Task details: Output the material below in full, exactly as it is.
^^^^
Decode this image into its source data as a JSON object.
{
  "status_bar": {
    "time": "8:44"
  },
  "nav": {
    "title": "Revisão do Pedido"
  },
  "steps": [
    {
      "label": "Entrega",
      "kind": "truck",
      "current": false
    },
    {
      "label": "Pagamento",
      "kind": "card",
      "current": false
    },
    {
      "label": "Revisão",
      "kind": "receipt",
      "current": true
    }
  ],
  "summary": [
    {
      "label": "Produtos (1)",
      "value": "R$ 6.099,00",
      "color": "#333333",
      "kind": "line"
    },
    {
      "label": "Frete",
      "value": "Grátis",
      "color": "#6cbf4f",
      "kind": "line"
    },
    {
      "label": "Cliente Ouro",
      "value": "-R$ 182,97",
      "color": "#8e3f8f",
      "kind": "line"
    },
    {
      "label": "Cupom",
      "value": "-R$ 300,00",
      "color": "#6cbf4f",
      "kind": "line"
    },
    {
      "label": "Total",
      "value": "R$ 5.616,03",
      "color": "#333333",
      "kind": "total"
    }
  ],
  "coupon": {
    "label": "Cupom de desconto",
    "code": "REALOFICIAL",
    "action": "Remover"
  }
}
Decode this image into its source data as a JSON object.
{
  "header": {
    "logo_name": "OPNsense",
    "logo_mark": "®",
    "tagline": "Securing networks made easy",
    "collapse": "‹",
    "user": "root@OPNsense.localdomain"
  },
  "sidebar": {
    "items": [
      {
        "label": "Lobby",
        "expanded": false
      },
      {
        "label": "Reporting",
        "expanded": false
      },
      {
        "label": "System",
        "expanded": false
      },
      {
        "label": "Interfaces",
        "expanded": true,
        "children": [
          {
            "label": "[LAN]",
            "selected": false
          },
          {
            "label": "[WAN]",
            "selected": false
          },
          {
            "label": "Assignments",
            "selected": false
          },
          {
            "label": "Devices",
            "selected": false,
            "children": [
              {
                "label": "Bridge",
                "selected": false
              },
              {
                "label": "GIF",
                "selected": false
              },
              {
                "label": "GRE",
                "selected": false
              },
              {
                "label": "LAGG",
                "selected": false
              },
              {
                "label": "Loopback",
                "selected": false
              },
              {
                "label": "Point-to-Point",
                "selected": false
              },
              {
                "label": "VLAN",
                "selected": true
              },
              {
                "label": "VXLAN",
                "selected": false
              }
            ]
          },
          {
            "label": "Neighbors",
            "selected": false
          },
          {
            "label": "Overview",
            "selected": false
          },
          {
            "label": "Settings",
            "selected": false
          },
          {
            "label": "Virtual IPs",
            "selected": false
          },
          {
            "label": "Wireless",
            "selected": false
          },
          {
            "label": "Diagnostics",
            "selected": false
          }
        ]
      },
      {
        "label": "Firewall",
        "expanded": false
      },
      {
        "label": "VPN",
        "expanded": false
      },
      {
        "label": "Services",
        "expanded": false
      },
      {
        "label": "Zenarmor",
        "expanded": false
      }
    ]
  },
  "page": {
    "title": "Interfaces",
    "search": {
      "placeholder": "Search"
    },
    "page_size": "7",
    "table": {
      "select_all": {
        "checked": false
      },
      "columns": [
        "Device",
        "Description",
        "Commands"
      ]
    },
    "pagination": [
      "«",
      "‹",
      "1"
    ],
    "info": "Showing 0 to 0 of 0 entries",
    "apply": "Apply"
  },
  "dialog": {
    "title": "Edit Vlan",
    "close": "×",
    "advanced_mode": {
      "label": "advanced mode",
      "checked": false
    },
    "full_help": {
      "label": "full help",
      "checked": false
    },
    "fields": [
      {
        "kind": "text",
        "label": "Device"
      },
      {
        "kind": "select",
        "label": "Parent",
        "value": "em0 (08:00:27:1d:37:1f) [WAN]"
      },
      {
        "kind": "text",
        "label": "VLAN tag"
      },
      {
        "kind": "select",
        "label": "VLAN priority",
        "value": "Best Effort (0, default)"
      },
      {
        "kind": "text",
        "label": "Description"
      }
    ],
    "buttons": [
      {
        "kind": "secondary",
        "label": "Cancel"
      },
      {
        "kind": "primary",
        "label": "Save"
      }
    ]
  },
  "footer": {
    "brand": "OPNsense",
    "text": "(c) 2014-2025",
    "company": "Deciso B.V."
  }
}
^^^^
Response for this exercise:
Decode this image into its source data as a JSON object.
{
  "status_bar": {
    "time": "8:44"
  },
  "nav": {
    "title": "Revisão do Pedido"
  },
  "steps": [
    {
      "label": "Entrega",
      "kind": "truck",
      "current": false
    },
    {
      "label": "Pagamento",
      "kind": "card",
      "current": false
    },
    {
      "label": "Revisão",
      "kind": "receipt",
      "current": true
    }
  ],
  "summary": [
    {
      "label": "Produtos (1)",
      "value": "R$ 6.099,00",
      "color": "#333333",
      "kind": "line"
    },
    {
      "label": "Frete",
      "value": "Grátis",
      "color": "#6cbf4f",
      "kind": "line"
    },
    {
      "label": "Cliente Ouro",
      "value": "-R$ 182,97",
      "color": "#8e3f8f",
      "kind": "line"
    },
    {
      "label": "Cupom",
      "value": "-R$ 300,00",
      "color": "#6cbf4f",
      "kind": "line"
    },
    {
      "label": "Total",
      "value": "R$ 5.616,03",
      "color": "#333333",
      "kind": "total"
    }
  ],
  "coupon": {
    "label": "Cupom de desconto",
    "code": "REALOFICIAL",
    "action": "Remover"
  }
}
Decode this image into its source data as a JSON object.
{
  "header": {
    "logo_name": "OPNsense",
    "logo_mark": "®",
    "tagline": "Securing networks made easy",
    "collapse": "‹",
    "user": "root@OPNsense.localdomain"
  },
  "sidebar": {
    "items": [
      {
        "label": "Lobby",
        "expanded": false
      },
      {
        "label": "Reporting",
        "expanded": false
      },
      {
        "label": "System",
        "expanded": false
      },
      {
        "label": "Interfaces",
        "expanded": true,
        "children": [
          {
            "label": "[LAN]",
            "selected": false
          },
          {
            "label": "[WAN]",
            "selected": false
          },
          {
            "label": "Assignments",
            "selected": false
          },
          {
            "label": "Devices",
            "selected": false,
            "children": [
              {
                "label": "Bridge",
                "selected": false
              },
              {
                "label": "GIF",
                "selected": false
              },
              {
                "label": "GRE",
                "selected": false
              },
              {
                "label": "LAGG",
                "selected": false
              },
              {
                "label": "Loopback",
                "selected": false
              },
              {
                "label": "Point-to-Point",
                "selected": false
              },
              {
                "label": "VLAN",
                "selected": true
              },
              {
                "label": "VXLAN",
                "selected": false
              }
            ]
          },
          {
            "label": "Neighbors",
            "selected": false
          },
          {
            "label": "Overview",
            "selected": false
          },
          {
            "label": "Settings",
            "selected": false
          },
          {
            "label": "Virtual IPs",
            "selected": false
          },
          {
            "label": "Wireless",
            "selected": false
          },
          {
            "label": "Diagnostics",
            "selected": false
          }
        ]
      },
      {
        "label": "Firewall",
        "expanded": false
      },
      {
        "label": "VPN",
        "expanded": false
      },
      {
        "label": "Services",
        "expanded": false
      },
      {
        "label": "Zenarmor",
        "expanded": false
      }
    ]
  },
  "page": {
    "title": "Interfaces",
    "search": {
      "placeholder": "Search"
    },
    "page_size": "7",
    "table": {
      "select_all": {
        "checked": false
      },
      "columns": [
        "Device",
        "Description",
        "Commands"
      ]
    },
    "pagination": [
      "«",
      "‹",
      "1"
    ],
    "info": "Showing 0 to 0 of 0 entries",
    "apply": "Apply"
  },
  "dialog": {
    "title": "Edit Vlan",
    "close": "×",
    "advanced_mode": {
      "label": "advanced mode",
      "checked": false
    },
    "full_help": {
      "label": "full help",
      "checked": false
    },
    "fields": [
      {
        "kind": "text",
        "label": "Device"
      },
      {
        "kind": "select",
        "label": "Parent",
        "value": "em0 (08:00:27:1d:37:1f) [WAN]"
      },
      {
        "kind": "text",
        "label": "VLAN tag"
      },
      {
        "kind": "select",
        "label": "VLAN priority",
        "value": "Best Effort (0, default)"
      },
      {
        "kind": "text",
        "label": "Description"
      }
    ],
    "buttons": [
      {
        "kind": "secondary",
        "label": "Cancel"
      },
      {
        "kind": "primary",
        "label": "Save"
      }
    ]
  },
  "footer": {
    "brand": "OPNsense",
    "text": "(c) 2014-2025",
    "company": "Deciso B.V."
  }
}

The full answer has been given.